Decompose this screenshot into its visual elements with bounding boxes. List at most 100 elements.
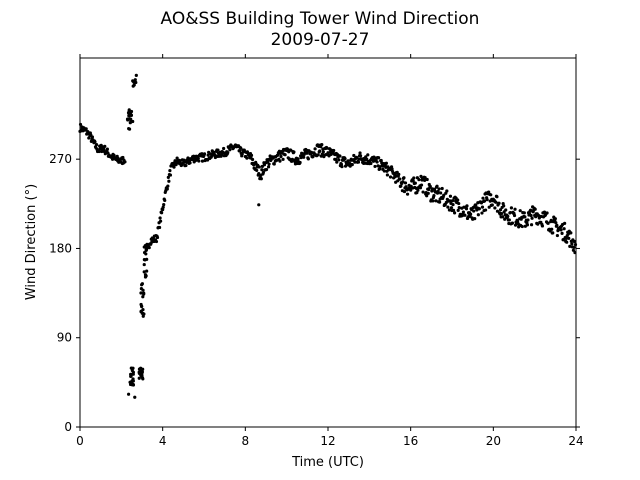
data-point (513, 207, 517, 211)
data-point (239, 146, 243, 150)
data-point (175, 156, 179, 160)
chart-title: AO&SS Building Tower Wind Direction (161, 9, 480, 29)
data-point (432, 193, 436, 198)
data-point (102, 147, 106, 151)
data-point (139, 369, 144, 373)
data-point (131, 119, 135, 124)
data-point (335, 160, 339, 164)
data-point (292, 150, 296, 154)
data-point (529, 213, 533, 218)
data-point (450, 199, 455, 203)
data-point (483, 208, 488, 212)
data-point (206, 153, 210, 157)
data-point (480, 211, 484, 215)
data-point (448, 199, 452, 203)
chart-subtitle: 2009-07-27 (271, 30, 370, 50)
data-point (259, 177, 263, 181)
data-point (399, 184, 403, 188)
data-point (167, 179, 171, 183)
data-point (166, 184, 170, 188)
data-point (489, 193, 493, 197)
data-point (421, 190, 425, 194)
data-point (448, 194, 453, 198)
data-point (346, 159, 350, 163)
data-point (411, 179, 415, 183)
data-point (172, 165, 176, 169)
data-point (103, 144, 107, 148)
data-point (296, 157, 300, 161)
data-point (245, 156, 249, 160)
x-tick-label: 24 (568, 434, 583, 448)
data-point (554, 221, 558, 225)
data-point (477, 207, 481, 211)
data-point (437, 187, 441, 191)
data-point (298, 160, 302, 165)
data-point (384, 161, 388, 165)
data-point (436, 189, 440, 194)
data-point (366, 153, 370, 157)
data-point (134, 80, 138, 85)
data-point (504, 208, 508, 212)
data-point (216, 148, 220, 152)
data-point (332, 148, 336, 153)
data-point (570, 242, 574, 246)
data-point (551, 231, 555, 235)
data-point (127, 127, 132, 131)
x-tick-label: 12 (320, 434, 335, 448)
data-point (142, 312, 146, 316)
data-point (498, 208, 503, 212)
data-point (128, 111, 132, 115)
data-point (446, 205, 450, 209)
data-point (562, 227, 566, 231)
data-point (283, 153, 287, 157)
data-point (457, 206, 461, 210)
data-point (350, 163, 354, 167)
data-point (279, 154, 283, 159)
data-point (431, 199, 435, 203)
data-point (456, 198, 460, 202)
data-point (571, 248, 576, 252)
data-point (461, 210, 465, 214)
data-point (512, 213, 517, 218)
x-tick-label: 20 (486, 434, 501, 448)
data-point (379, 158, 383, 163)
data-point (452, 211, 457, 215)
data-point (434, 199, 438, 203)
data-point (186, 156, 190, 160)
data-point (226, 150, 230, 155)
data-point (130, 368, 134, 373)
data-point (559, 228, 563, 232)
data-point (428, 184, 432, 189)
data-point (523, 215, 527, 219)
data-point (390, 167, 394, 171)
data-point (418, 186, 423, 190)
data-point (200, 159, 205, 163)
data-point (168, 173, 173, 177)
x-tick-label: 0 (76, 434, 84, 448)
data-point (373, 164, 377, 169)
data-point (131, 377, 135, 381)
data-point (565, 240, 569, 244)
data-point (139, 302, 143, 307)
data-point (320, 142, 324, 147)
data-point (97, 149, 101, 154)
data-point (142, 245, 146, 249)
data-point (127, 114, 131, 118)
data-point (439, 191, 443, 195)
data-point (397, 172, 401, 176)
data-point (528, 208, 533, 212)
data-point (403, 181, 408, 185)
data-point (465, 204, 469, 208)
data-point (550, 227, 554, 231)
data-point (426, 191, 430, 195)
data-point (276, 153, 280, 157)
data-point (325, 146, 329, 150)
data-point (165, 187, 169, 191)
data-point (249, 153, 254, 157)
data-point (94, 143, 99, 147)
data-point (533, 207, 537, 211)
x-tick-label: 4 (159, 434, 167, 448)
data-point (139, 291, 143, 295)
data-point (129, 372, 133, 377)
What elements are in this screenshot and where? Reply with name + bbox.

→ **Goal of the exercise**: Render the records starting at the line containing "data-point (513, 207, 517, 211)" and ending at the line containing "data-point (446, 205, 450, 209)" as a numbered list, omitting any blank lines.

→ **Response**:
1. data-point (513, 207, 517, 211)
2. data-point (239, 146, 243, 150)
3. data-point (175, 156, 179, 160)
4. chart-title: AO&SS Building Tower Wind Direction (161, 9, 480, 29)
5. data-point (432, 193, 436, 198)
6. data-point (102, 147, 106, 151)
7. data-point (139, 369, 144, 373)
8. data-point (131, 119, 135, 124)
9. data-point (335, 160, 339, 164)
10. data-point (292, 150, 296, 154)
11. data-point (529, 213, 533, 218)
12. data-point (450, 199, 455, 203)
13. data-point (483, 208, 488, 212)
14. data-point (206, 153, 210, 157)
15. data-point (480, 211, 484, 215)
16. data-point (448, 199, 452, 203)
17. chart-subtitle: 2009-07-27 (271, 30, 370, 50)
18. data-point (259, 177, 263, 181)
19. data-point (399, 184, 403, 188)
20. data-point (167, 179, 171, 183)
21. data-point (166, 184, 170, 188)
22. data-point (489, 193, 493, 197)
23. data-point (421, 190, 425, 194)
24. data-point (448, 194, 453, 198)
25. data-point (346, 159, 350, 163)
26. data-point (411, 179, 415, 183)
27. data-point (172, 165, 176, 169)
28. data-point (103, 144, 107, 148)
29. data-point (296, 157, 300, 161)
30. data-point (245, 156, 249, 160)
31. x-tick-label: 24 (568, 434, 583, 448)
32. data-point (554, 221, 558, 225)
33. data-point (477, 207, 481, 211)
34. data-point (437, 187, 441, 191)
35. data-point (298, 160, 302, 165)
36. data-point (384, 161, 388, 165)
37. data-point (436, 189, 440, 194)
38. data-point (366, 153, 370, 157)
39. data-point (134, 80, 138, 85)
40. data-point (504, 208, 508, 212)
41. data-point (216, 148, 220, 152)
42. data-point (332, 148, 336, 153)
43. data-point (570, 242, 574, 246)
44. data-point (551, 231, 555, 235)
45. data-point (127, 127, 132, 131)
46. x-tick-label: 12 (320, 434, 335, 448)
47. data-point (142, 312, 146, 316)
48. data-point (498, 208, 503, 212)
49. data-point (128, 111, 132, 115)
50. data-point (446, 205, 450, 209)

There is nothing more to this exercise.